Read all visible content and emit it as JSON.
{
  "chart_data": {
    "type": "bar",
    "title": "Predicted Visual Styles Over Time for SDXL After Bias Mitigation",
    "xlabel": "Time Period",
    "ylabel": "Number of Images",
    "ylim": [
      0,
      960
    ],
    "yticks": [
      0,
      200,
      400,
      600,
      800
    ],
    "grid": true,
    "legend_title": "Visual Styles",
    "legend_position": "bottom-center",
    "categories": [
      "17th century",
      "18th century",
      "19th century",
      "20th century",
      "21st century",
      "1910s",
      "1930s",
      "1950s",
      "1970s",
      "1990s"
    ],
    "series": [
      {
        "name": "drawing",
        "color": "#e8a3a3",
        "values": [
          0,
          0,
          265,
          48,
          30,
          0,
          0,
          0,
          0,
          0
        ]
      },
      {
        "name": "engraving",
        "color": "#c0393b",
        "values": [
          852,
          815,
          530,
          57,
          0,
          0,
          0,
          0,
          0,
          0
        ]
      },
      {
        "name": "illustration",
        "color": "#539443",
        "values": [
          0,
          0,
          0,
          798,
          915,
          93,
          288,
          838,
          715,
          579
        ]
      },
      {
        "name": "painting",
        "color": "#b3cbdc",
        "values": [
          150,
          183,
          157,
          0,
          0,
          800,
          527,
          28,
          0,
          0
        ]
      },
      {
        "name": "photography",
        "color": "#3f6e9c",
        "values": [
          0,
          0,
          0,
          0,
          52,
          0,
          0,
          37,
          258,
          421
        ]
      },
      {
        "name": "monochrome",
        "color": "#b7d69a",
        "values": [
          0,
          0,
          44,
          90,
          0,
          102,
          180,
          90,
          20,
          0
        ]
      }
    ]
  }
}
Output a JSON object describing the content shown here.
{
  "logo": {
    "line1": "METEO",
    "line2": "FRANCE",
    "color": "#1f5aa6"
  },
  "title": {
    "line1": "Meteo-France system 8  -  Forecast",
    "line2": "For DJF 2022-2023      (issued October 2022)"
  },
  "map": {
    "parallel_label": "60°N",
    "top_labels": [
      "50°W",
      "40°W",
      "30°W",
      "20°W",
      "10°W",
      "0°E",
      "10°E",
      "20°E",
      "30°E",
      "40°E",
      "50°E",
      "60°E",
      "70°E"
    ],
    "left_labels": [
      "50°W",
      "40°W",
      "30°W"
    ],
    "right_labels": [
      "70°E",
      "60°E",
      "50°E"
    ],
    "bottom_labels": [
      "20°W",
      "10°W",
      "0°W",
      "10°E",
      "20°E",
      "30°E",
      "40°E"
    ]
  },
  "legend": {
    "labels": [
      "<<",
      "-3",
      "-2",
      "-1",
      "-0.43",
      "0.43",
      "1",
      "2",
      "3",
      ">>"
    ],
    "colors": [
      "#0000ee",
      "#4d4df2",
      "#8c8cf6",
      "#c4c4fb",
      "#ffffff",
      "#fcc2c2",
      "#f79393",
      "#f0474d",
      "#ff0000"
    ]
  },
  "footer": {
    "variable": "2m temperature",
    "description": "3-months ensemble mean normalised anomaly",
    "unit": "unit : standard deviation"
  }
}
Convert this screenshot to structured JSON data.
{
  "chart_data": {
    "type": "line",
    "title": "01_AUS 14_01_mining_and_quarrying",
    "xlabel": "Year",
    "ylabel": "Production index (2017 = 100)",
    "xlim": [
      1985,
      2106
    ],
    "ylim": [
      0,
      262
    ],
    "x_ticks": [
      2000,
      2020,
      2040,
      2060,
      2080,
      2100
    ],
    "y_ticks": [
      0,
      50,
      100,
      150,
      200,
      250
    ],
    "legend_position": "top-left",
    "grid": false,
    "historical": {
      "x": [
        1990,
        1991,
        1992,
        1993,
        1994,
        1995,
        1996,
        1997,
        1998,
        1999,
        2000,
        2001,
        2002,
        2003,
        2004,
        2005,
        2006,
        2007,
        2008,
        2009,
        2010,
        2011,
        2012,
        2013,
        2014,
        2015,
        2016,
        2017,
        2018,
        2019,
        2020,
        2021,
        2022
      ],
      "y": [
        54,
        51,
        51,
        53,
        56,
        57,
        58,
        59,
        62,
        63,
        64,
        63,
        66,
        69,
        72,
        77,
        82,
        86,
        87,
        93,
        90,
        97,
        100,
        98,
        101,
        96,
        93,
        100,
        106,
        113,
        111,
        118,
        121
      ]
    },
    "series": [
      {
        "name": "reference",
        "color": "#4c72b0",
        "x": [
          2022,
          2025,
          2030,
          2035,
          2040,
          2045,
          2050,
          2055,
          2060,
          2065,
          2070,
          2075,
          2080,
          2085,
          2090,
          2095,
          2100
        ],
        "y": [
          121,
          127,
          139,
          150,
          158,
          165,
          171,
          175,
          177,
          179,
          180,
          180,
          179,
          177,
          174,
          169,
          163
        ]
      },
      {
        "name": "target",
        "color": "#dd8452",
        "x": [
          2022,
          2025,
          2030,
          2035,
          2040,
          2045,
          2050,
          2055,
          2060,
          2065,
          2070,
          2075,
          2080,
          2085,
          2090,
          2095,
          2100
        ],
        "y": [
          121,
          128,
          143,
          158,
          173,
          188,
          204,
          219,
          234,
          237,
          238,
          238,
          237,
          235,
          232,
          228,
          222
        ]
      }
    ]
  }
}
....
■ What you will do ■
Using the records above, copy every line that has the word "name" in it.

■ Completed exercise ■
        "name": "drawing",
        "name": "engraving",
        "name": "illustration",
        "name": "painting",
        "name": "photography",
        "name": "monochrome",
        "name": "reference",
        "name": "target",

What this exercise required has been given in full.